What to do | Find every line in the records that holds the string "dokumentace". Copy each one.

Stored records |

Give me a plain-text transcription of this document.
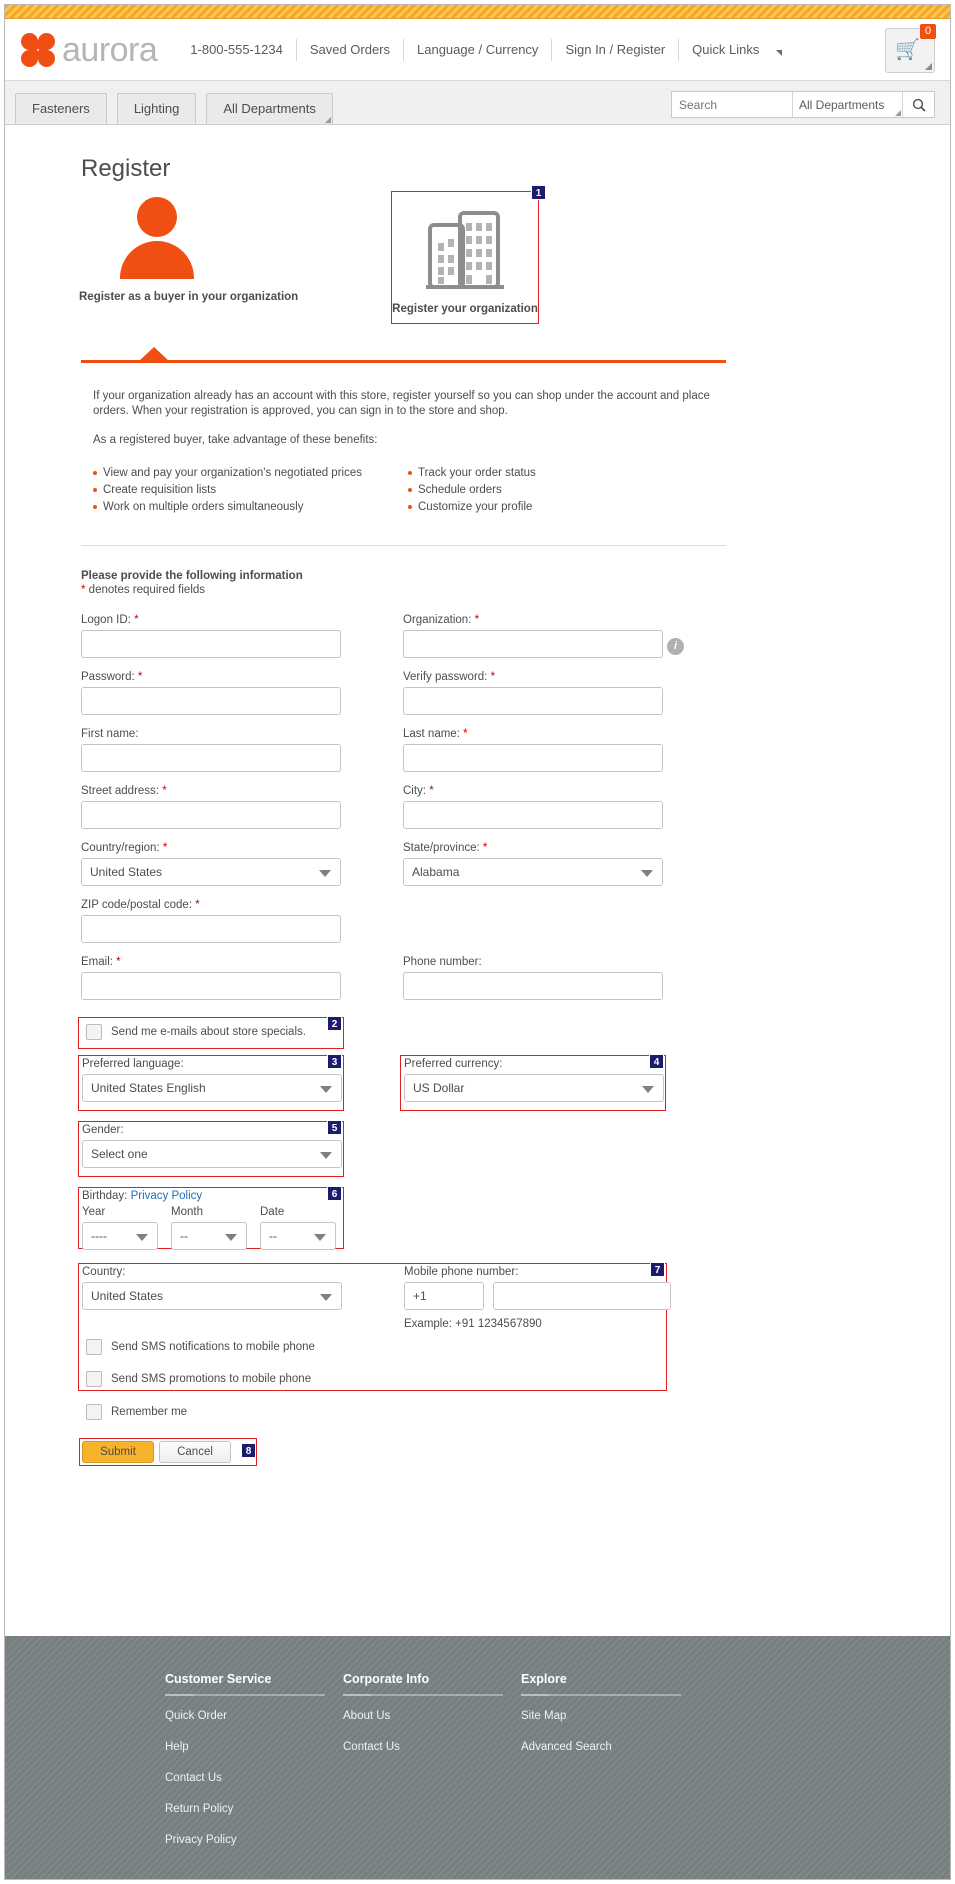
aurora	1-800-555-1234	Saved Orders	Language / Currency	Sign In / Register	Quick Links	🛒
0
Fasteners	Lighting	All Departments
Search	All Departments
Register
Register as a buyer in your organization
1
Register your organization

If your organization already has an account with this store, register yourself so you can shop under the account and place orders. When your registration is approved, you can sign in to the store and shop.

As a registered buyer, take advantage of these benefits:

View and pay your organization's negotiated prices
Create requisition lists
Work on multiple orders simultaneously
Track your order status
Schedule orders
Customize your profile
Please provide the following information
* denotes required fields
Logon ID: *	Organization: *
i
Password: *	Verify password: *
First name:	Last name: *
Street address: *	City: *
Country/region: *
United States
State/province: *
Alabama
ZIP code/postal code: *
Email: *	Phone number:
2
Send me e-mails about store specials.
3
Preferred language:
United States English
4
Preferred currency:
US Dollar
5
Gender:
Select one
6
Birthday: Privacy Policy
Year
----
Month
--
Date
--
7
Country:
United States
Mobile phone number:
+1
Example: +91 1234567890
Send SMS notifications to mobile phone
Send SMS promotions to mobile phone
Remember me
8
Submit	Cancel
Customer Service
Quick Order
Help
Contact Us
Return Policy
Privacy Policy
Corporate Info
About Us
Contact Us
Explore
Site Map
Advanced Search
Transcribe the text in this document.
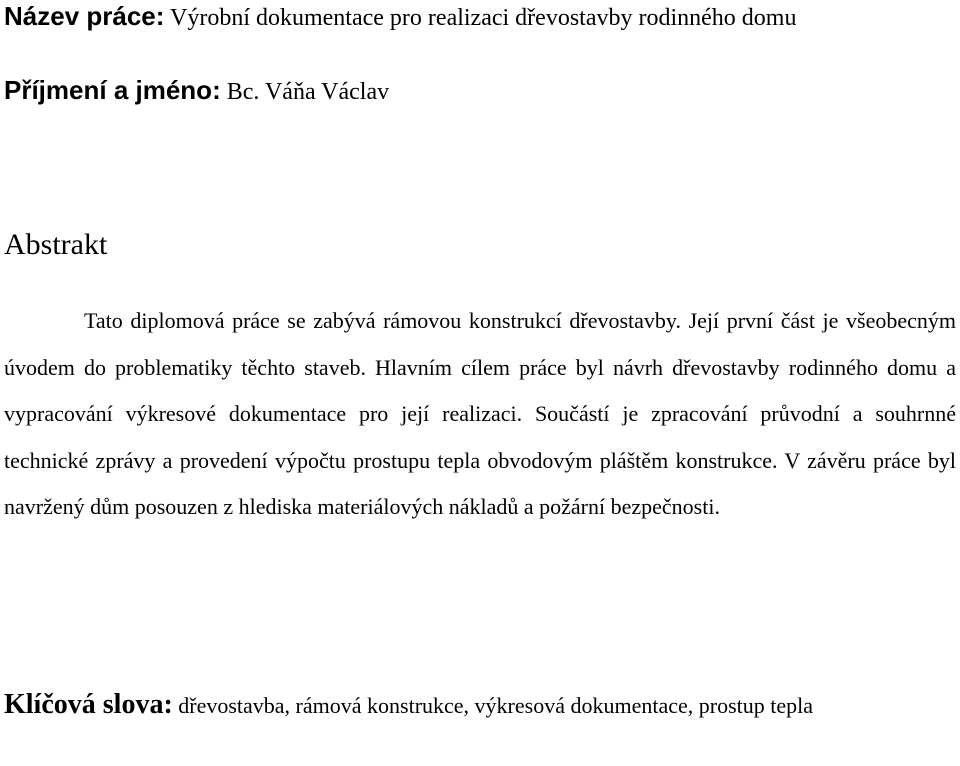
Název práce: Výrobní dokumentace pro realizaci dřevostavby rodinného domu
Příjmení a jméno: Bc. Váňa Václav
Abstrakt

Tato diplomová práce se zabývá rámovou konstrukcí dřevostavby. Její první část je všeobecným úvodem do problematiky těchto staveb. Hlavním cílem práce byl návrh dřevostavby rodinného domu a vypracování výkresové dokumentace pro její realizaci. Součástí je zpracování průvodní a souhrnné technické zprávy a provedení výpočtu prostupu tepla obvodovým pláštěm konstrukce. V závěru práce byl navržený dům posouzen z hlediska materiálových nákladů a požární bezpečnosti.

Klíčová slova: dřevostavba, rámová konstrukce, výkresová dokumentace, prostup tepla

The output |
Název práce: Výrobní dokumentace pro realizaci dřevostavby rodinného domu
Tato diplomová práce se zabývá rámovou konstrukcí dřevostavby. Její první část je všeobecným úvodem do problematiky těchto staveb. Hlavním cílem práce byl návrh dřevostavby rodinného domu a vypracování výkresové dokumentace pro její realizaci. Součástí je zpracování průvodní a souhrnné technické zprávy a provedení výpočtu prostupu tepla obvodovým pláštěm konstrukce. V závěru práce byl navržený dům posouzen z hlediska materiálových nákladů a požární bezpečnosti.
Klíčová slova: dřevostavba, rámová konstrukce, výkresová dokumentace, prostup tepla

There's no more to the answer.